=== Short exercise ===
In the entries below, count every line with the string "will". State the count and nothing else.

=== Record excerpts ===
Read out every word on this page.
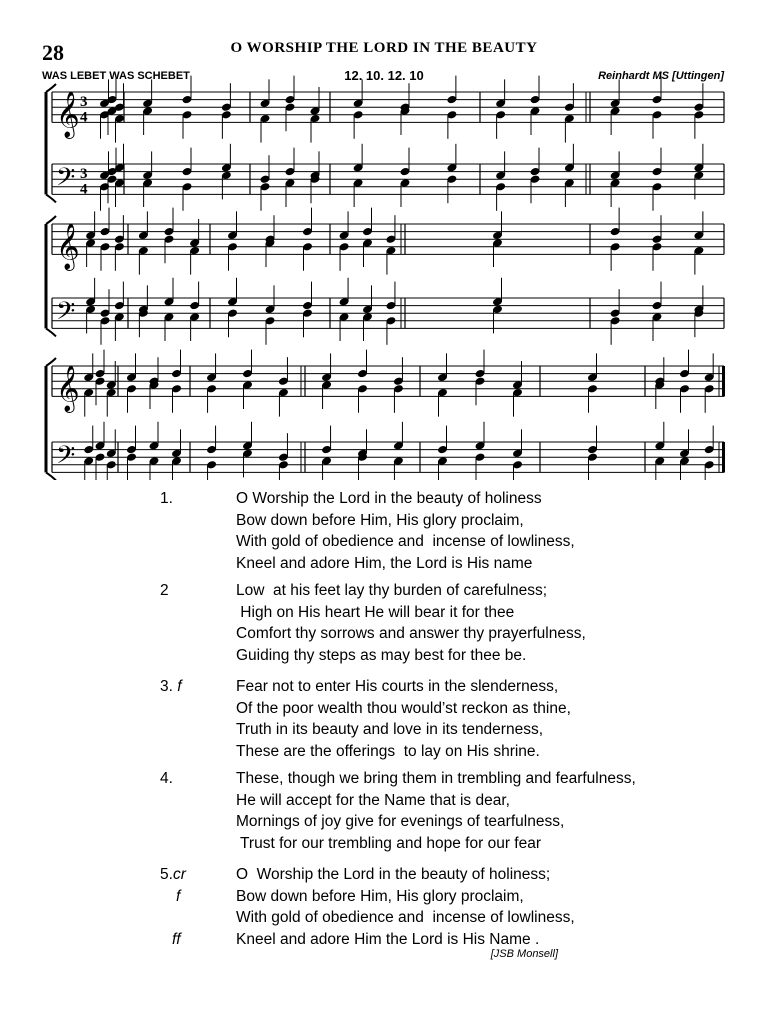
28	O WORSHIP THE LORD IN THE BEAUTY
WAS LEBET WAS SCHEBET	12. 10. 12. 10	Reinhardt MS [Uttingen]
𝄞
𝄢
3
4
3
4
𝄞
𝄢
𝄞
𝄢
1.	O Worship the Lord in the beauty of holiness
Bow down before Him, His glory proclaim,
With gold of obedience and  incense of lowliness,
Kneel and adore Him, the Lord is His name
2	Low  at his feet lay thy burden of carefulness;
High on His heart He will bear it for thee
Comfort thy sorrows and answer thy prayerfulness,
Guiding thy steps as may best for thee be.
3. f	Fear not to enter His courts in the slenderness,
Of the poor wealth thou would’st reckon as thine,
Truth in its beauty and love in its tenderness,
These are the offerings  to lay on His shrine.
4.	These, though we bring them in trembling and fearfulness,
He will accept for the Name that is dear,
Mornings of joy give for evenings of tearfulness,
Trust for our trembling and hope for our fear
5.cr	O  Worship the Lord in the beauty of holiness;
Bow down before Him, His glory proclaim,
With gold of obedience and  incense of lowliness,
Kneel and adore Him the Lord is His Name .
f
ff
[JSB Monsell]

=== Answer below ===
2